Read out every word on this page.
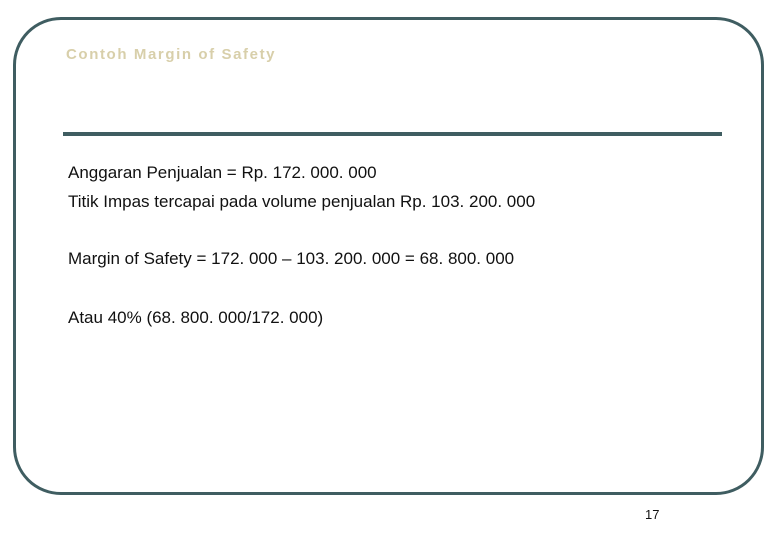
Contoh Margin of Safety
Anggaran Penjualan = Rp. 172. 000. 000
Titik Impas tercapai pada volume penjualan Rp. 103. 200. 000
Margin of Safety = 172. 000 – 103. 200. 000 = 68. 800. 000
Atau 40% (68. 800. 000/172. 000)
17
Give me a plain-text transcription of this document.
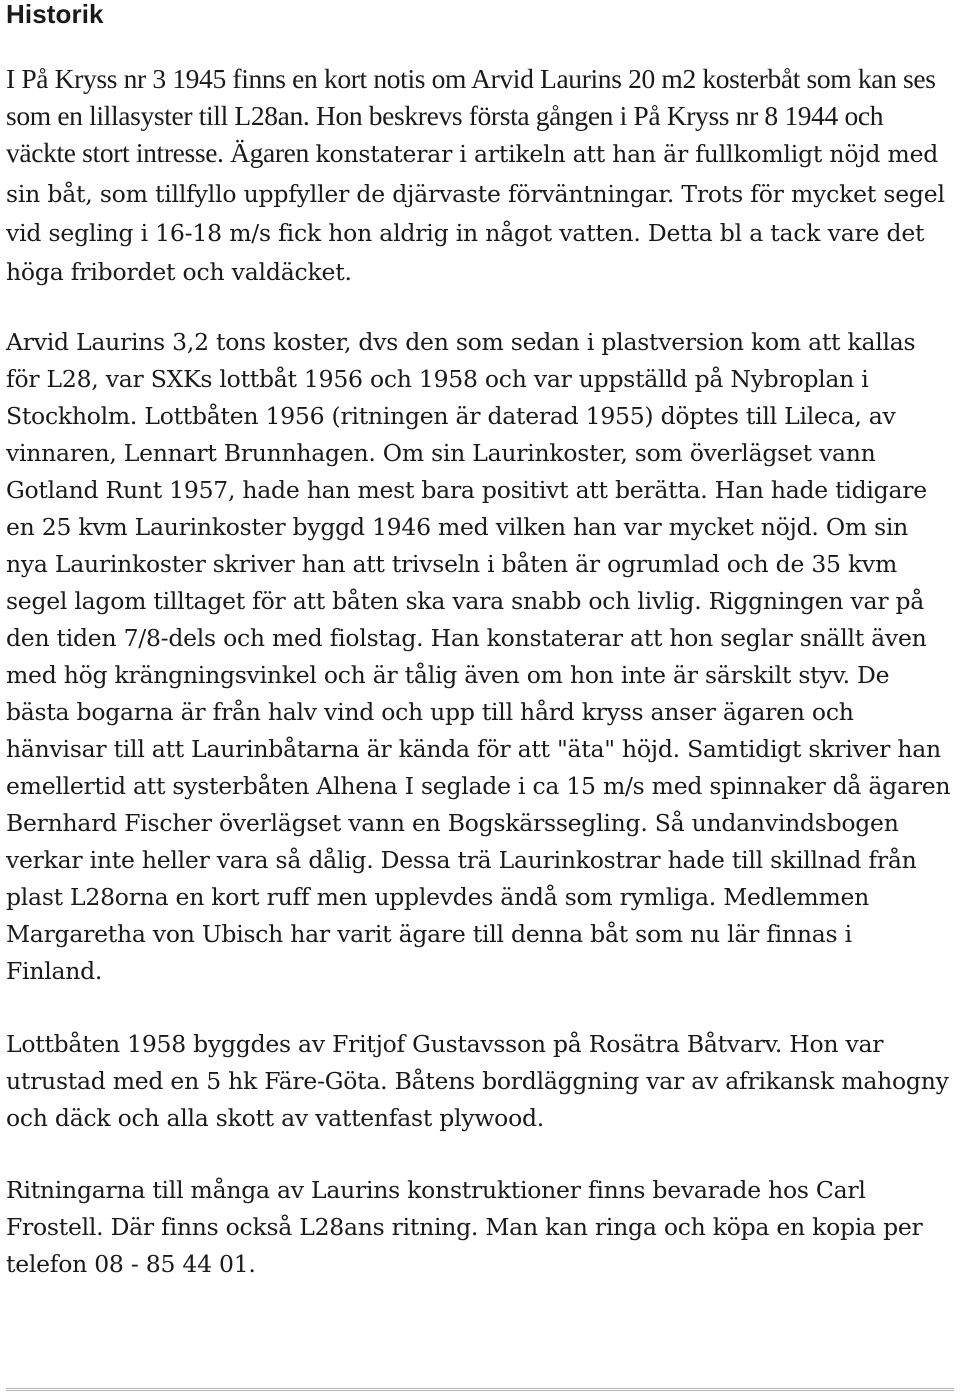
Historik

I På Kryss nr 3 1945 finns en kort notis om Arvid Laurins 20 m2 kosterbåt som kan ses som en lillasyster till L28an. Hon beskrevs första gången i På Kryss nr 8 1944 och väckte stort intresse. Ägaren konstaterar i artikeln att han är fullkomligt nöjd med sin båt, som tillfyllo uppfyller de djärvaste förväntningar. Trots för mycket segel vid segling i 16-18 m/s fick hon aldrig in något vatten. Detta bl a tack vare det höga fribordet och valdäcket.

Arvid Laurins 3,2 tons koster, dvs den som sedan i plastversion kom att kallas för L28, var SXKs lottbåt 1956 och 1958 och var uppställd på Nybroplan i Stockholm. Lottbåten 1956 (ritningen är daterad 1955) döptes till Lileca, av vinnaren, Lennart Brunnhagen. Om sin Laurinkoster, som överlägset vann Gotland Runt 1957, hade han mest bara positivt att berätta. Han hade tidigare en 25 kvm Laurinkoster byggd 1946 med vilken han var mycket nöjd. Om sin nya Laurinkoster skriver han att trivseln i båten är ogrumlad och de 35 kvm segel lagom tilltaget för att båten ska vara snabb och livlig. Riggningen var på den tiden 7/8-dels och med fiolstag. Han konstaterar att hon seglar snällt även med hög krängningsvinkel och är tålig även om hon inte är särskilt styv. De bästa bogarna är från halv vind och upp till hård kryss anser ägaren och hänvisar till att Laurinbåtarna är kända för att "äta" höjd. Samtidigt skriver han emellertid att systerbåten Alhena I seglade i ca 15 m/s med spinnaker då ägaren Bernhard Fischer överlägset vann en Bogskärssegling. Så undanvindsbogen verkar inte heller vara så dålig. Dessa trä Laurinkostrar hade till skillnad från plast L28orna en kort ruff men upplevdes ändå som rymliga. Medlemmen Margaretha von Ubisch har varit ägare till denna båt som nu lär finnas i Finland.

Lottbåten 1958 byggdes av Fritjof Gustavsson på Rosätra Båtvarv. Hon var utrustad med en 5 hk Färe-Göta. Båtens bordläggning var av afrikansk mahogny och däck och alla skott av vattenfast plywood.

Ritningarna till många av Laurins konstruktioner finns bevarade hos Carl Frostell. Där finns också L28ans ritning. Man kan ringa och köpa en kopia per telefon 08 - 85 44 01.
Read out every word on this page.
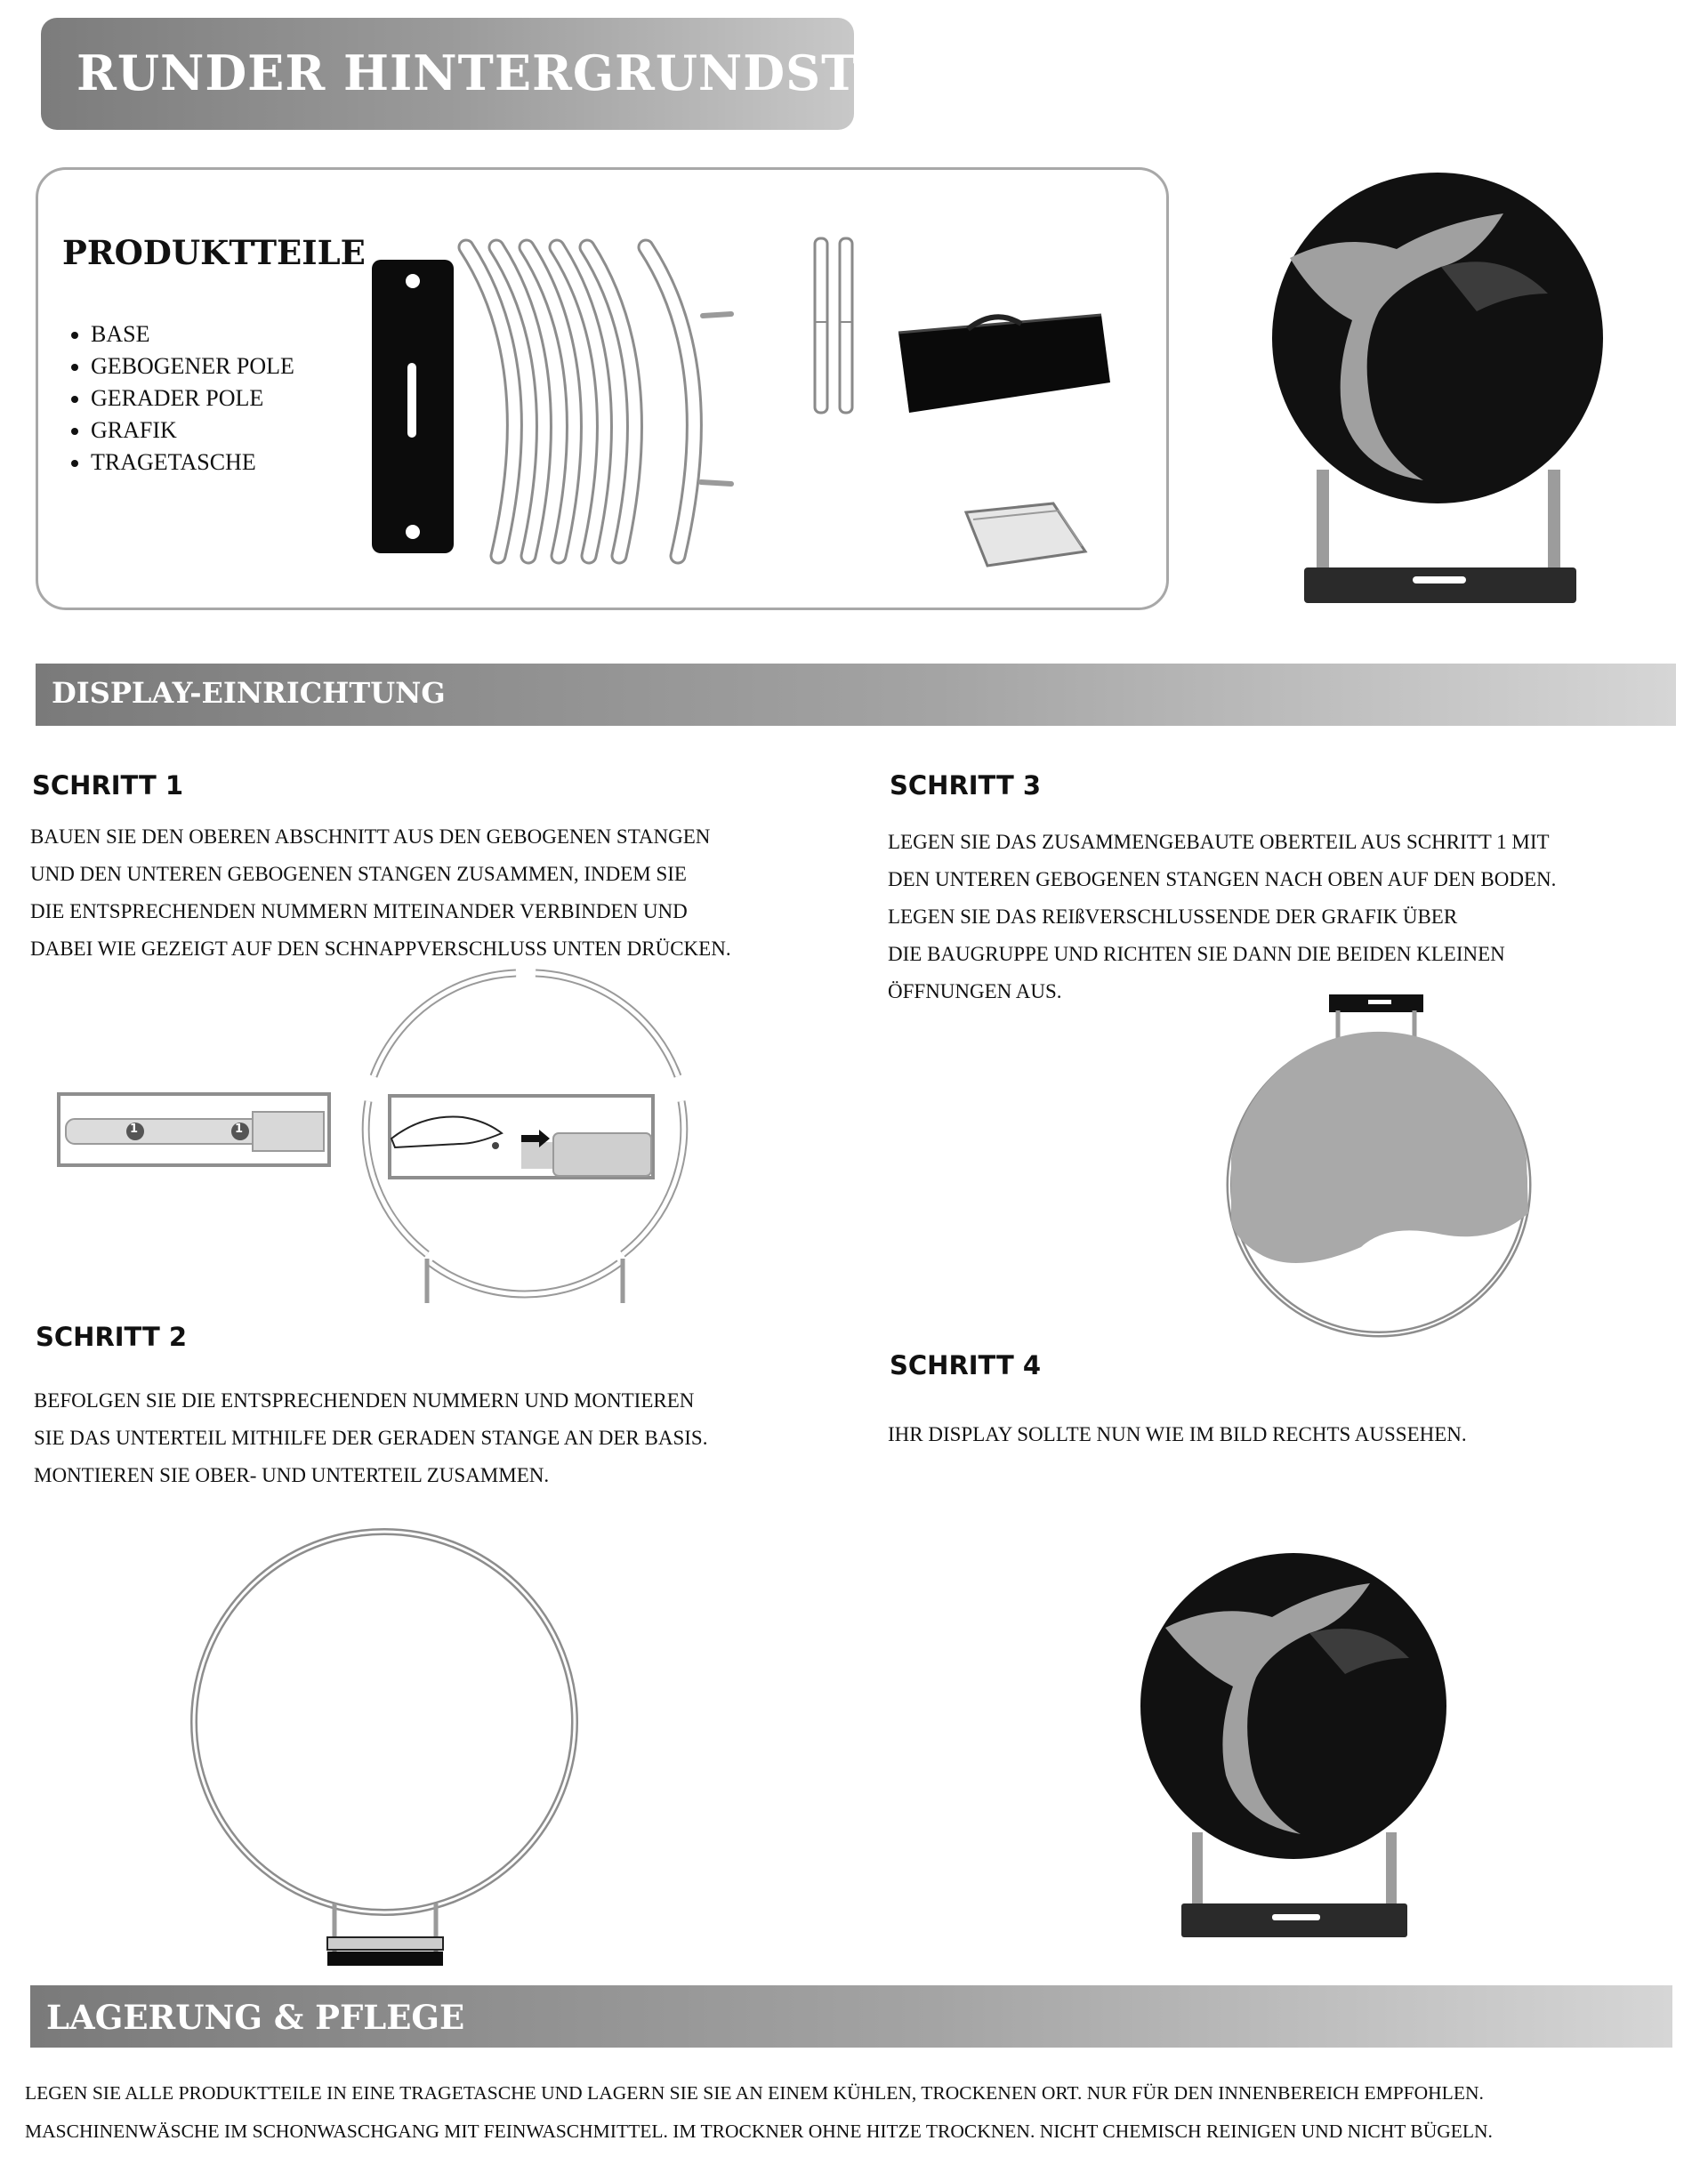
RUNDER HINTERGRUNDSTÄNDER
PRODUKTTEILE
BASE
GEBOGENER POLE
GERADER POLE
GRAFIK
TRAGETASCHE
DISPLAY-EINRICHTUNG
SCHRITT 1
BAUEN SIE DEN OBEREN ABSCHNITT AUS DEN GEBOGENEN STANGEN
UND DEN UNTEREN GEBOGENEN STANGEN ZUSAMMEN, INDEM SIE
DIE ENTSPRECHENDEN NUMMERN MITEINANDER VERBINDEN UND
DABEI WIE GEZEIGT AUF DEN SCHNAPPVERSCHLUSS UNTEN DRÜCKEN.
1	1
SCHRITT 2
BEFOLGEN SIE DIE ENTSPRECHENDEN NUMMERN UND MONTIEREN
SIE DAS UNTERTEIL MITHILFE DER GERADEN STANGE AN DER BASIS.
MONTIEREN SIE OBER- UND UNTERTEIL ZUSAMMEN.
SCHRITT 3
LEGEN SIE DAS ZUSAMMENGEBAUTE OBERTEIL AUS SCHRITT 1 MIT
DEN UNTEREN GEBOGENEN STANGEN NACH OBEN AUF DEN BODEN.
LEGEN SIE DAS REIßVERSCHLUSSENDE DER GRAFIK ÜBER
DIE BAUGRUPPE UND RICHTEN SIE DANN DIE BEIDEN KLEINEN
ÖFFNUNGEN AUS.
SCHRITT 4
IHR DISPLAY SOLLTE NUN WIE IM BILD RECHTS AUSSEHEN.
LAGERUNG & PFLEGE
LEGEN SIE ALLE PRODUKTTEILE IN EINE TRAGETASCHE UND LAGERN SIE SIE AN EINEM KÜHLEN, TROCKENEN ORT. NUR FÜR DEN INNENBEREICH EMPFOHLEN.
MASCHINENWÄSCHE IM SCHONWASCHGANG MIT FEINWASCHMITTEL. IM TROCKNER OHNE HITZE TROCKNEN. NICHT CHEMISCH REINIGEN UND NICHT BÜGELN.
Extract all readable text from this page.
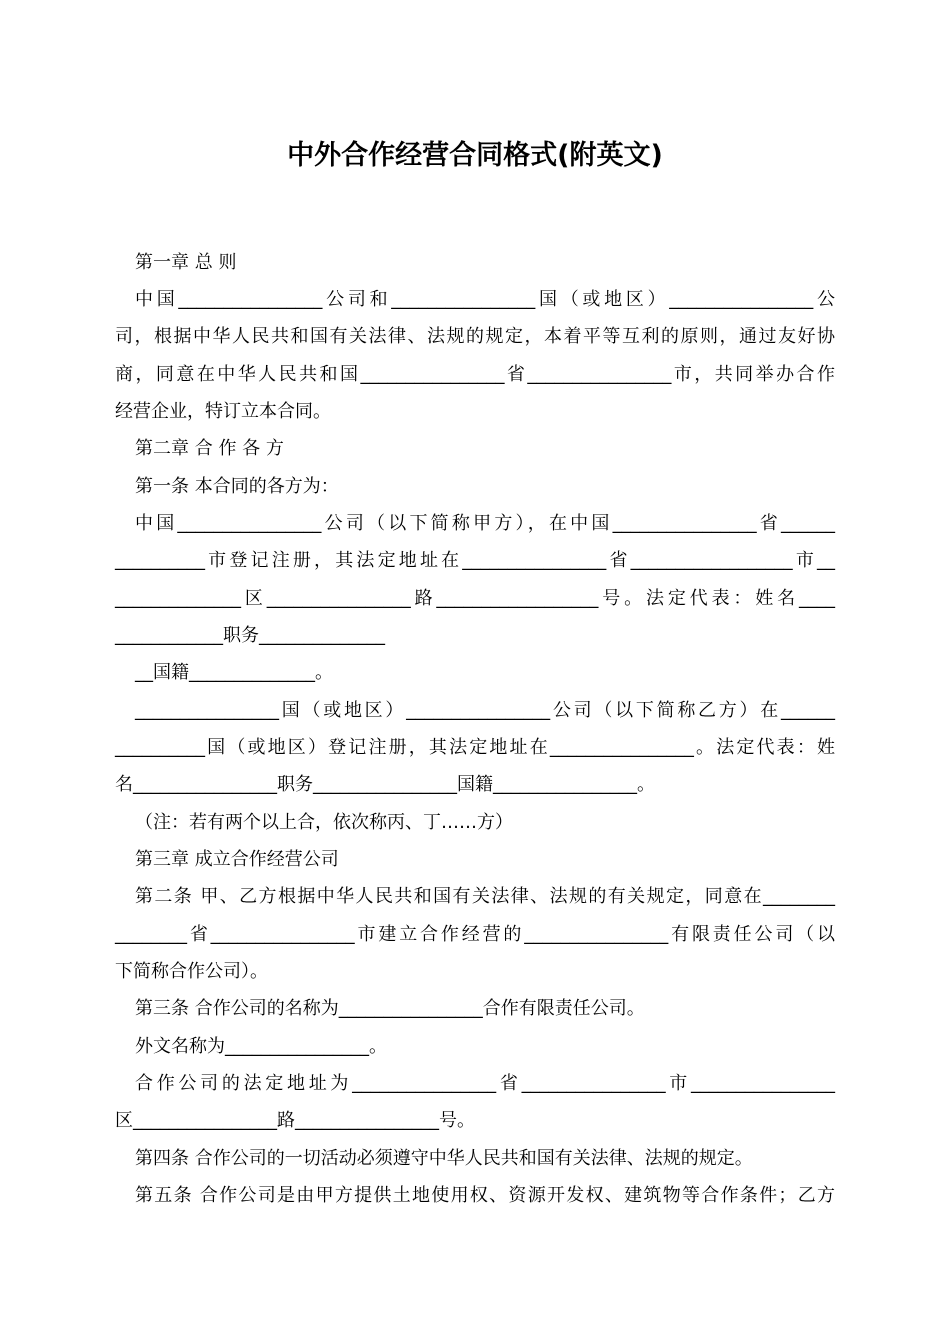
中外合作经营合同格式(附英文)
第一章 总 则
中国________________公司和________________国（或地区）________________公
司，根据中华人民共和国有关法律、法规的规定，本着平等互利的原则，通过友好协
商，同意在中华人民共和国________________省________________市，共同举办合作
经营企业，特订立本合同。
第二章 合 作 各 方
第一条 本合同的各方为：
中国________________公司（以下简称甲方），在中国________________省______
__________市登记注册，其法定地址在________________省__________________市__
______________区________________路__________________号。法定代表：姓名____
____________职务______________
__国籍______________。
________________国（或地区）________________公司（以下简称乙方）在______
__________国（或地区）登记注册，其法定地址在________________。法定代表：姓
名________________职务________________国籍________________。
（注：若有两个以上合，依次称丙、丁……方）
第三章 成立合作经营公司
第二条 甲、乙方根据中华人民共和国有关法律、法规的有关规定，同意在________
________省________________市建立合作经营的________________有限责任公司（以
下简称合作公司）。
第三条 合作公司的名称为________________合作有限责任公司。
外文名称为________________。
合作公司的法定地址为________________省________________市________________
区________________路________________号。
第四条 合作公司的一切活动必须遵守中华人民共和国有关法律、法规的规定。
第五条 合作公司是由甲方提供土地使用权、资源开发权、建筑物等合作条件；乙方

============================================================

*OBJECTIVE*. Pick out the lines that have the word "segel". Copy them all.

*CORRECT OUTPUT*.
I På Kryss nr 3 1945 finns en kort notis om Arvid Laurins 20 m2 kosterbåt som kan ses som en lillasyster till L28an. Hon beskrevs första gången i På Kryss nr 8 1944 och väckte stort intresse. Ägaren konstaterar i artikeln att han är fullkomligt nöjd med sin båt, som tillfyllo uppfyller de djärvaste förväntningar. Trots för mycket segel vid segling i 16-18 m/s fick hon aldrig in något vatten. Detta bl a tack vare det höga fribordet och valdäcket.
Arvid Laurins 3,2 tons koster, dvs den som sedan i plastversion kom att kallas för L28, var SXKs lottbåt 1956 och 1958 och var uppställd på Nybroplan i Stockholm. Lottbåten 1956 (ritningen är daterad 1955) döptes till Lileca, av vinnaren, Lennart Brunnhagen. Om sin Laurinkoster, som överlägset vann Gotland Runt 1957, hade han mest bara positivt att berätta. Han hade tidigare en 25 kvm Laurinkoster byggd 1946 med vilken han var mycket nöjd. Om sin nya Laurinkoster skriver han att trivseln i båten är ogrumlad och de 35 kvm segel lagom tilltaget för att båten ska vara snabb och livlig. Riggningen var på den tiden 7/8-dels och med fiolstag. Han konstaterar att hon seglar snällt även med hög krängningsvinkel och är tålig även om hon inte är särskilt styv. De bästa bogarna är från halv vind och upp till hård kryss anser ägaren och hänvisar till att Laurinbåtarna är kända för att "äta" höjd. Samtidigt skriver han emellertid att systerbåten Alhena I seglade i ca 15 m/s med spinnaker då ägaren Bernhard Fischer överlägset vann en Bogskärssegling. Så undanvindsbogen verkar inte heller vara så dålig. Dessa trä Laurinkostrar hade till skillnad från plast L28orna en kort ruff men upplevdes ändå som rymliga. Medlemmen Margaretha von Ubisch har varit ägare till denna båt som nu lär finnas i Finland.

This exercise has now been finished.